### Short problem
Print every record below exactly as written.

### Source data
+ + + +

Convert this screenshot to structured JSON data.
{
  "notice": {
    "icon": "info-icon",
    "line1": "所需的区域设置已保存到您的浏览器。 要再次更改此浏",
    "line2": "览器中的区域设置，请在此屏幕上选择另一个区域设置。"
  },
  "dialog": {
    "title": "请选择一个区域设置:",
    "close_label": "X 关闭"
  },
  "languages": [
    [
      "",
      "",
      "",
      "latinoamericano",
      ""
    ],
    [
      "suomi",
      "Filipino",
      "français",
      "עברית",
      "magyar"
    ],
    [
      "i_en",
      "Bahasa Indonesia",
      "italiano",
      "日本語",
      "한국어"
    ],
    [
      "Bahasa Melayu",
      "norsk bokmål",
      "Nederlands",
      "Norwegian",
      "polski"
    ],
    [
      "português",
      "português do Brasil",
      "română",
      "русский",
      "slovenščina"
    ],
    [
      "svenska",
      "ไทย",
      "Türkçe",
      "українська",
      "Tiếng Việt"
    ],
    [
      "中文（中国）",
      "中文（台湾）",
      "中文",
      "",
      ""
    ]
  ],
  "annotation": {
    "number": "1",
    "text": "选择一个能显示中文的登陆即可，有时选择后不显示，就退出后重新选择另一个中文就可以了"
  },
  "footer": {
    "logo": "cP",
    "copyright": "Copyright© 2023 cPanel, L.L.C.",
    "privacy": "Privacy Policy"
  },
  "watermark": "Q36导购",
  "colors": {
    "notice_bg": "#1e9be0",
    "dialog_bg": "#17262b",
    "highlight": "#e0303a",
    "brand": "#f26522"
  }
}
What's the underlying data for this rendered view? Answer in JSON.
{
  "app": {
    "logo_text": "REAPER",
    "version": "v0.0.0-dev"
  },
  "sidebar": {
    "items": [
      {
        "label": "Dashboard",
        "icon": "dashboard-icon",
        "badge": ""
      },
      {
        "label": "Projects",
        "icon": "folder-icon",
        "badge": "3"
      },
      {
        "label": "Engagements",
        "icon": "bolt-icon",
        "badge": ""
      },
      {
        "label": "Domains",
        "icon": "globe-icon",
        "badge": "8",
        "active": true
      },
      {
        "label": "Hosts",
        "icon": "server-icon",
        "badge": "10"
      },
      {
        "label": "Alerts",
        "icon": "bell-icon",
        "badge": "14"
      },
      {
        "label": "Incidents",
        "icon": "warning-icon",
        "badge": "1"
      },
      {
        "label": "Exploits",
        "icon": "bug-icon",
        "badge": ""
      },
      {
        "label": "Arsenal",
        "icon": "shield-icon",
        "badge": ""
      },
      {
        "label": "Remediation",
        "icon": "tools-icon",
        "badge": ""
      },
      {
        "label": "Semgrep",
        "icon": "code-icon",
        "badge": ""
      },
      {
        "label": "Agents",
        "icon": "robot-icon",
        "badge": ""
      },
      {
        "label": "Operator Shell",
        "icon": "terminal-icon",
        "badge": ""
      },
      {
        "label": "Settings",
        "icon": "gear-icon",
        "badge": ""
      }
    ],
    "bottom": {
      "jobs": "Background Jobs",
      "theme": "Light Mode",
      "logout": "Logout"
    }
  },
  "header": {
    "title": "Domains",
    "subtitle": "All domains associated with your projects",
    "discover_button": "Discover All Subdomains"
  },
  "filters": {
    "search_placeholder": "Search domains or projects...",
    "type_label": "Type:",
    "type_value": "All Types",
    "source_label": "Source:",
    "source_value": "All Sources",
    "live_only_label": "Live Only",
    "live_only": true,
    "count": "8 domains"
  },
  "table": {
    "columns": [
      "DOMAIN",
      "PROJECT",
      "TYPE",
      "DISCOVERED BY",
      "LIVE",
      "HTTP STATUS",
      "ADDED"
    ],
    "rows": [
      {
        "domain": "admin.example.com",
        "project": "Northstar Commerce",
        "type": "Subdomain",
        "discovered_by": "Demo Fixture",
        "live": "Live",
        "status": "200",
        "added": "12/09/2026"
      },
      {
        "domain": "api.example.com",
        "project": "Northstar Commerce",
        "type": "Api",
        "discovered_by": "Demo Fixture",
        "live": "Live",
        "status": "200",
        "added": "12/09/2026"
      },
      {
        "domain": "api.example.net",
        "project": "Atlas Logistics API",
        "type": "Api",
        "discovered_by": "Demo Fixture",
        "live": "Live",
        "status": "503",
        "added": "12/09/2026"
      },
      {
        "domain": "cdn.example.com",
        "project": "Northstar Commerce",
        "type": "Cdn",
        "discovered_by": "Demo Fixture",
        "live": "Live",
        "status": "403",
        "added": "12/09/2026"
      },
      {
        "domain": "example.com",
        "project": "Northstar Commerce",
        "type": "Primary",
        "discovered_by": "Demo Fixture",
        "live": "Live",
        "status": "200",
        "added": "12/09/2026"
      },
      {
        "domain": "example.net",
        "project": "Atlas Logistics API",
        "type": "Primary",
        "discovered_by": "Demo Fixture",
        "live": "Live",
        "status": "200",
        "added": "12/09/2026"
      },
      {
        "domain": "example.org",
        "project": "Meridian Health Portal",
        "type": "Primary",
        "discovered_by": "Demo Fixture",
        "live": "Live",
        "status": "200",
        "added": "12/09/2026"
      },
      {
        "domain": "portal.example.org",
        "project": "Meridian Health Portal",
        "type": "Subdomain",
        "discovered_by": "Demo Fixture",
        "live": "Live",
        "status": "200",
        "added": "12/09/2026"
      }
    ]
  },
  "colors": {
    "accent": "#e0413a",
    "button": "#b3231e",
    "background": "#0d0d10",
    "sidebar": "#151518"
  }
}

+ + + +

### Result of the task
Convert this screenshot to structured JSON data.
{
  "notice": {
    "icon": "info-icon",
    "line1": "所需的区域设置已保存到您的浏览器。 要再次更改此浏",
    "line2": "览器中的区域设置，请在此屏幕上选择另一个区域设置。"
  },
  "dialog": {
    "title": "请选择一个区域设置:",
    "close_label": "X 关闭"
  },
  "languages": [
    [
      "",
      "",
      "",
      "latinoamericano",
      ""
    ],
    [
      "suomi",
      "Filipino",
      "français",
      "עברית",
      "magyar"
    ],
    [
      "i_en",
      "Bahasa Indonesia",
      "italiano",
      "日本語",
      "한국어"
    ],
    [
      "Bahasa Melayu",
      "norsk bokmål",
      "Nederlands",
      "Norwegian",
      "polski"
    ],
    [
      "português",
      "português do Brasil",
      "română",
      "русский",
      "slovenščina"
    ],
    [
      "svenska",
      "ไทย",
      "Türkçe",
      "українська",
      "Tiếng Việt"
    ],
    [
      "中文（中国）",
      "中文（台湾）",
      "中文",
      "",
      ""
    ]
  ],
  "annotation": {
    "number": "1",
    "text": "选择一个能显示中文的登陆即可，有时选择后不显示，就退出后重新选择另一个中文就可以了"
  },
  "footer": {
    "logo": "cP",
    "copyright": "Copyright© 2023 cPanel, L.L.C.",
    "privacy": "Privacy Policy"
  },
  "watermark": "Q36导购",
  "colors": {
    "notice_bg": "#1e9be0",
    "dialog_bg": "#17262b",
    "highlight": "#e0303a",
    "brand": "#f26522"
  }
}
What's the underlying data for this rendered view? Answer in JSON.
{
  "app": {
    "logo_text": "REAPER",
    "version": "v0.0.0-dev"
  },
  "sidebar": {
    "items": [
      {
        "label": "Dashboard",
        "icon": "dashboard-icon",
        "badge": ""
      },
      {
        "label": "Projects",
        "icon": "folder-icon",
        "badge": "3"
      },
      {
        "label": "Engagements",
        "icon": "bolt-icon",
        "badge": ""
      },
      {
        "label": "Domains",
        "icon": "globe-icon",
        "badge": "8",
        "active": true
      },
      {
        "label": "Hosts",
        "icon": "server-icon",
        "badge": "10"
      },
      {
        "label": "Alerts",
        "icon": "bell-icon",
        "badge": "14"
      },
      {
        "label": "Incidents",
        "icon": "warning-icon",
        "badge": "1"
      },
      {
        "label": "Exploits",
        "icon": "bug-icon",
        "badge": ""
      },
      {
        "label": "Arsenal",
        "icon": "shield-icon",
        "badge": ""
      },
      {
        "label": "Remediation",
        "icon": "tools-icon",
        "badge": ""
      },
      {
        "label": "Semgrep",
        "icon": "code-icon",
        "badge": ""
      },
      {
        "label": "Agents",
        "icon": "robot-icon",
        "badge": ""
      },
      {
        "label": "Operator Shell",
        "icon": "terminal-icon",
        "badge": ""
      },
      {
        "label": "Settings",
        "icon": "gear-icon",
        "badge": ""
      }
    ],
    "bottom": {
      "jobs": "Background Jobs",
      "theme": "Light Mode",
      "logout": "Logout"
    }
  },
  "header": {
    "title": "Domains",
    "subtitle": "All domains associated with your projects",
    "discover_button": "Discover All Subdomains"
  },
  "filters": {
    "search_placeholder": "Search domains or projects...",
    "type_label": "Type:",
    "type_value": "All Types",
    "source_label": "Source:",
    "source_value": "All Sources",
    "live_only_label": "Live Only",
    "live_only": true,
    "count": "8 domains"
  },
  "table": {
    "columns": [
      "DOMAIN",
      "PROJECT",
      "TYPE",
      "DISCOVERED BY",
      "LIVE",
      "HTTP STATUS",
      "ADDED"
    ],
    "rows": [
      {
        "domain": "admin.example.com",
        "project": "Northstar Commerce",
        "type": "Subdomain",
        "discovered_by": "Demo Fixture",
        "live": "Live",
        "status": "200",
        "added": "12/09/2026"
      },
      {
        "domain": "api.example.com",
        "project": "Northstar Commerce",
        "type": "Api",
        "discovered_by": "Demo Fixture",
        "live": "Live",
        "status": "200",
        "added": "12/09/2026"
      },
      {
        "domain": "api.example.net",
        "project": "Atlas Logistics API",
        "type": "Api",
        "discovered_by": "Demo Fixture",
        "live": "Live",
        "status": "503",
        "added": "12/09/2026"
      },
      {
        "domain": "cdn.example.com",
        "project": "Northstar Commerce",
        "type": "Cdn",
        "discovered_by": "Demo Fixture",
        "live": "Live",
        "status": "403",
        "added": "12/09/2026"
      },
      {
        "domain": "example.com",
        "project": "Northstar Commerce",
        "type": "Primary",
        "discovered_by": "Demo Fixture",
        "live": "Live",
        "status": "200",
        "added": "12/09/2026"
      },
      {
        "domain": "example.net",
        "project": "Atlas Logistics API",
        "type": "Primary",
        "discovered_by": "Demo Fixture",
        "live": "Live",
        "status": "200",
        "added": "12/09/2026"
      },
      {
        "domain": "example.org",
        "project": "Meridian Health Portal",
        "type": "Primary",
        "discovered_by": "Demo Fixture",
        "live": "Live",
        "status": "200",
        "added": "12/09/2026"
      },
      {
        "domain": "portal.example.org",
        "project": "Meridian Health Portal",
        "type": "Subdomain",
        "discovered_by": "Demo Fixture",
        "live": "Live",
        "status": "200",
        "added": "12/09/2026"
      }
    ]
  },
  "colors": {
    "accent": "#e0413a",
    "button": "#b3231e",
    "background": "#0d0d10",
    "sidebar": "#151518"
  }
}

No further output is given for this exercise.